- [THE TASK] Can you copy every one of the items below, reproducing each line word for word?

- [THE DATA]
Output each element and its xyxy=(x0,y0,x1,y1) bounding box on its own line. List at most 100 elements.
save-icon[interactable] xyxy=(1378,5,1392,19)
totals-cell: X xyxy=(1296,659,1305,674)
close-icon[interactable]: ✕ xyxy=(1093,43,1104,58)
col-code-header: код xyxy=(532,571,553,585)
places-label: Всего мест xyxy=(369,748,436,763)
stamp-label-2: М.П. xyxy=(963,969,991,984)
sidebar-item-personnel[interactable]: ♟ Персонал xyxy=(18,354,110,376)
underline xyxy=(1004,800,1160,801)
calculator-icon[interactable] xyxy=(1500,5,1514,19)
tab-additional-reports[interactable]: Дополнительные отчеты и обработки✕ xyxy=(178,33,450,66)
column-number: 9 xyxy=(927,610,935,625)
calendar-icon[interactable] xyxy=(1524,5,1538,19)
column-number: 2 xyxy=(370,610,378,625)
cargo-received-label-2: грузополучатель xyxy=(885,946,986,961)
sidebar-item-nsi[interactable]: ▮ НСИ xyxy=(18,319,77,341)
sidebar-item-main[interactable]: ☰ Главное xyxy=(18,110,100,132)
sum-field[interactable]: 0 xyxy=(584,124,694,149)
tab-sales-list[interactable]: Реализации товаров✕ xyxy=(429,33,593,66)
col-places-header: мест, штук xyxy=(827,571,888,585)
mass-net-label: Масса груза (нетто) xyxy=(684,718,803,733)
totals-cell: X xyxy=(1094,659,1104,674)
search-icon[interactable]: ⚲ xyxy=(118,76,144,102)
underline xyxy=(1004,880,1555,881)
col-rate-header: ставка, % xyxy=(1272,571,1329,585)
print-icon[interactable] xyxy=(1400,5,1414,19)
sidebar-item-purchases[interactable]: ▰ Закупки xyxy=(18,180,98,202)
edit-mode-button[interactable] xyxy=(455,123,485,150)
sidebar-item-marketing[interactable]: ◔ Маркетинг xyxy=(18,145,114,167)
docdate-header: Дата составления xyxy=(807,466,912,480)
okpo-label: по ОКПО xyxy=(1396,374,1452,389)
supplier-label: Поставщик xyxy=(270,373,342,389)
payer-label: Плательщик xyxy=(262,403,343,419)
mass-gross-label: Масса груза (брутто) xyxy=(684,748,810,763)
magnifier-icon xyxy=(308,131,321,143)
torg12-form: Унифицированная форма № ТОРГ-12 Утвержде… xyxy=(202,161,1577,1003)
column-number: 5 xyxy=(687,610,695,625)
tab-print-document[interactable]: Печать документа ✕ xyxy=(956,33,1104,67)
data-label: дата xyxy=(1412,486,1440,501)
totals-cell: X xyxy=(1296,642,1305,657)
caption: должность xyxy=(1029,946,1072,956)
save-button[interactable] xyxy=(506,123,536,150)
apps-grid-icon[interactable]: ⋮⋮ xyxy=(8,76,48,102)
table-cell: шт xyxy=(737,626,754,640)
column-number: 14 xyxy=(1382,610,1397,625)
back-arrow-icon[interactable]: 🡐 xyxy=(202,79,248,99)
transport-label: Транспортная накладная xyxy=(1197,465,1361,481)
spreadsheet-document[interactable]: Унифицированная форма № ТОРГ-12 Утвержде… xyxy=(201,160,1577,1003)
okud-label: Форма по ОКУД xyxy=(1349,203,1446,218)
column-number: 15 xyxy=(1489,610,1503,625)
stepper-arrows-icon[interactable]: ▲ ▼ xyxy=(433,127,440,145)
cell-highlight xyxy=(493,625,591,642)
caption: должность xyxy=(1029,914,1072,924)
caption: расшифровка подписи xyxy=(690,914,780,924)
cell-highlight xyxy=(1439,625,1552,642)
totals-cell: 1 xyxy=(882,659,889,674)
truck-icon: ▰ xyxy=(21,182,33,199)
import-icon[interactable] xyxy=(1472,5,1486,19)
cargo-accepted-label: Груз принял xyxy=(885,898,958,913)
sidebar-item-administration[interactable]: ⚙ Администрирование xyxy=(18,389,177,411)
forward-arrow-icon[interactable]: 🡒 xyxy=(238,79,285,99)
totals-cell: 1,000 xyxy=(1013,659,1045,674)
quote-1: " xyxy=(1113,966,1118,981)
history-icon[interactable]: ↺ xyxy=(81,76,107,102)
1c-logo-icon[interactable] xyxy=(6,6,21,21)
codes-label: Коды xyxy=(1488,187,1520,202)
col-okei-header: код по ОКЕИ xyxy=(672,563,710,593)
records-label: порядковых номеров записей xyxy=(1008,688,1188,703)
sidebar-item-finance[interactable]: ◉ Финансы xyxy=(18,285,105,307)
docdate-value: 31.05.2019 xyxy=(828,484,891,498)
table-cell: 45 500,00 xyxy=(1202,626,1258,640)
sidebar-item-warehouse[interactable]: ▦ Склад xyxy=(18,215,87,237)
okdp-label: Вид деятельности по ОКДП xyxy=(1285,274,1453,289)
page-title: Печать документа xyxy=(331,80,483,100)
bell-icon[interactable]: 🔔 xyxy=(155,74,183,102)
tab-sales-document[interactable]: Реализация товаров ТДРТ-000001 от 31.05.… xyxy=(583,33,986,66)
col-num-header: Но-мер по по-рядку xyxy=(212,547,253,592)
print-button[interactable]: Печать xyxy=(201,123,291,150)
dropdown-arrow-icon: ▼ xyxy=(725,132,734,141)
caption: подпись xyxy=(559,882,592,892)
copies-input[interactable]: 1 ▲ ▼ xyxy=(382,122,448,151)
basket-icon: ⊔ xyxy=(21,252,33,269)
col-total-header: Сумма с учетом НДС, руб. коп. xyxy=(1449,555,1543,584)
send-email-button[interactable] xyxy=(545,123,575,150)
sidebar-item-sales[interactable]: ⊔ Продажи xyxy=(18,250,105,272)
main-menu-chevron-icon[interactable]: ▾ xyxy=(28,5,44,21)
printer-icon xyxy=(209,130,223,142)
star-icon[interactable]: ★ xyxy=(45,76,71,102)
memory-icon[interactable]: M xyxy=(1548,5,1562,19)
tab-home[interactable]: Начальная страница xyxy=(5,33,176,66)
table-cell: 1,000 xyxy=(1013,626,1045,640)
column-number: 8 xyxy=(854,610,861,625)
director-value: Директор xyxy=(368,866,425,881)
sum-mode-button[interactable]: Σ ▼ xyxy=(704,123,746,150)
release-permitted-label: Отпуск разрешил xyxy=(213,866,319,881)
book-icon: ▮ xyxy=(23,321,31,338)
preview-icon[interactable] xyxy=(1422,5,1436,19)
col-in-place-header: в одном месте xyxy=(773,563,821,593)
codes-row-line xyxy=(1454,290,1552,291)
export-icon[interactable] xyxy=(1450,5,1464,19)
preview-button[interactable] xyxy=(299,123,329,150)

- [COMPLETED TASK]
Output each element and its xyxy=(x0,y0,x1,y1) bounding box on its own line. List at most 100 elements.
save-icon[interactable] xyxy=(1378,5,1392,19)
totals-cell: X xyxy=(1296,659,1305,674)
close-icon[interactable]: ✕ xyxy=(1093,43,1104,58)
col-code-header: код xyxy=(532,571,553,585)
places-label: Всего мест xyxy=(369,748,436,763)
stamp-label-2: М.П. xyxy=(963,969,991,984)
sidebar-item-personnel[interactable]: ♟ Персонал xyxy=(18,354,110,376)
underline xyxy=(1004,800,1160,801)
calculator-icon[interactable] xyxy=(1500,5,1514,19)
tab-additional-reports[interactable]: Дополнительные отчеты и обработки✕ xyxy=(178,33,450,66)
column-number: 9 xyxy=(927,610,935,625)
calendar-icon[interactable] xyxy=(1524,5,1538,19)
column-number: 2 xyxy=(370,610,378,625)
cargo-received-label-2: грузополучатель xyxy=(885,946,986,961)
sidebar-item-nsi[interactable]: ▮ НСИ xyxy=(18,319,77,341)
sidebar-item-main[interactable]: ☰ Главное xyxy=(18,110,100,132)
sum-field[interactable]: 0 xyxy=(584,124,694,149)
tab-sales-list[interactable]: Реализации товаров✕ xyxy=(429,33,593,66)
col-places-header: мест, штук xyxy=(827,571,888,585)
mass-net-label: Масса груза (нетто) xyxy=(684,718,803,733)
totals-cell: X xyxy=(1094,659,1104,674)
search-icon[interactable]: ⚲ xyxy=(118,76,144,102)
underline xyxy=(1004,880,1555,881)
col-rate-header: ставка, % xyxy=(1272,571,1329,585)
print-icon[interactable] xyxy=(1400,5,1414,19)
sidebar-item-purchases[interactable]: ▰ Закупки xyxy=(18,180,98,202)
edit-mode-button[interactable] xyxy=(455,123,485,150)
sidebar-item-marketing[interactable]: ◔ Маркетинг xyxy=(18,145,114,167)
docdate-header: Дата составления xyxy=(807,466,912,480)
okpo-label: по ОКПО xyxy=(1396,374,1452,389)
supplier-label: Поставщик xyxy=(270,373,342,389)
payer-label: Плательщик xyxy=(262,403,343,419)
mass-gross-label: Масса груза (брутто) xyxy=(684,748,810,763)
magnifier-icon xyxy=(308,131,321,143)
torg12-form: Унифицированная форма № ТОРГ-12 Утвержде… xyxy=(202,161,1577,1003)
column-number: 5 xyxy=(687,610,695,625)
tab-print-document[interactable]: Печать документа ✕ xyxy=(956,33,1104,67)
data-label: дата xyxy=(1412,486,1440,501)
totals-cell: X xyxy=(1296,642,1305,657)
caption: должность xyxy=(1029,946,1072,956)
save-button[interactable] xyxy=(506,123,536,150)
apps-grid-icon[interactable]: ⋮⋮ xyxy=(8,76,48,102)
table-cell: шт xyxy=(737,626,754,640)
column-number: 14 xyxy=(1382,610,1397,625)
back-arrow-icon[interactable]: 🡐 xyxy=(202,79,248,99)
transport-label: Транспортная накладная xyxy=(1197,465,1361,481)
spreadsheet-document[interactable]: Унифицированная форма № ТОРГ-12 Утвержде… xyxy=(201,160,1577,1003)
okud-label: Форма по ОКУД xyxy=(1349,203,1446,218)
column-number: 15 xyxy=(1489,610,1503,625)
stepper-arrows-icon[interactable]: ▲ ▼ xyxy=(433,127,440,145)
cell-highlight xyxy=(493,625,591,642)
caption: должность xyxy=(1029,914,1072,924)
caption: расшифровка подписи xyxy=(690,914,780,924)
cell-highlight xyxy=(1439,625,1552,642)
totals-cell: 1 xyxy=(882,659,889,674)
truck-icon: ▰ xyxy=(21,182,33,199)
import-icon[interactable] xyxy=(1472,5,1486,19)
cargo-accepted-label: Груз принял xyxy=(885,898,958,913)
sidebar-item-administration[interactable]: ⚙ Администрирование xyxy=(18,389,177,411)
forward-arrow-icon[interactable]: 🡒 xyxy=(238,79,285,99)
totals-cell: 1,000 xyxy=(1013,659,1045,674)
quote-1: " xyxy=(1113,966,1118,981)
history-icon[interactable]: ↺ xyxy=(81,76,107,102)
1c-logo-icon[interactable] xyxy=(6,6,21,21)
codes-label: Коды xyxy=(1488,187,1520,202)
col-okei-header: код по ОКЕИ xyxy=(672,563,710,593)
records-label: порядковых номеров записей xyxy=(1008,688,1188,703)
sidebar-item-finance[interactable]: ◉ Финансы xyxy=(18,285,105,307)
docdate-value: 31.05.2019 xyxy=(828,484,891,498)
table-cell: 45 500,00 xyxy=(1202,626,1258,640)
sidebar-item-warehouse[interactable]: ▦ Склад xyxy=(18,215,87,237)
okdp-label: Вид деятельности по ОКДП xyxy=(1285,274,1453,289)
page-title: Печать документа xyxy=(331,80,483,100)
bell-icon[interactable]: 🔔 xyxy=(155,74,183,102)
tab-sales-document[interactable]: Реализация товаров ТДРТ-000001 от 31.05.… xyxy=(583,33,986,66)
col-num-header: Но-мер по по-рядку xyxy=(212,547,253,592)
print-button[interactable]: Печать xyxy=(201,123,291,150)
dropdown-arrow-icon: ▼ xyxy=(725,132,734,141)
caption: подпись xyxy=(559,882,592,892)
copies-input[interactable]: 1 ▲ ▼ xyxy=(382,122,448,151)
basket-icon: ⊔ xyxy=(21,252,33,269)
col-total-header: Сумма с учетом НДС, руб. коп. xyxy=(1449,555,1543,584)
send-email-button[interactable] xyxy=(545,123,575,150)
sidebar-item-sales[interactable]: ⊔ Продажи xyxy=(18,250,105,272)
main-menu-chevron-icon[interactable]: ▾ xyxy=(28,5,44,21)
printer-icon xyxy=(209,130,223,142)
star-icon[interactable]: ★ xyxy=(45,76,71,102)
memory-icon[interactable]: M xyxy=(1548,5,1562,19)
tab-home[interactable]: Начальная страница xyxy=(5,33,176,66)
table-cell: 1,000 xyxy=(1013,626,1045,640)
column-number: 8 xyxy=(854,610,861,625)
director-value: Директор xyxy=(368,866,425,881)
sum-mode-button[interactable]: Σ ▼ xyxy=(704,123,746,150)
release-permitted-label: Отпуск разрешил xyxy=(213,866,319,881)
book-icon: ▮ xyxy=(23,321,31,338)
preview-icon[interactable] xyxy=(1422,5,1436,19)
col-in-place-header: в одном месте xyxy=(773,563,821,593)
codes-row-line xyxy=(1454,290,1552,291)
export-icon[interactable] xyxy=(1450,5,1464,19)
preview-button[interactable] xyxy=(299,123,329,150)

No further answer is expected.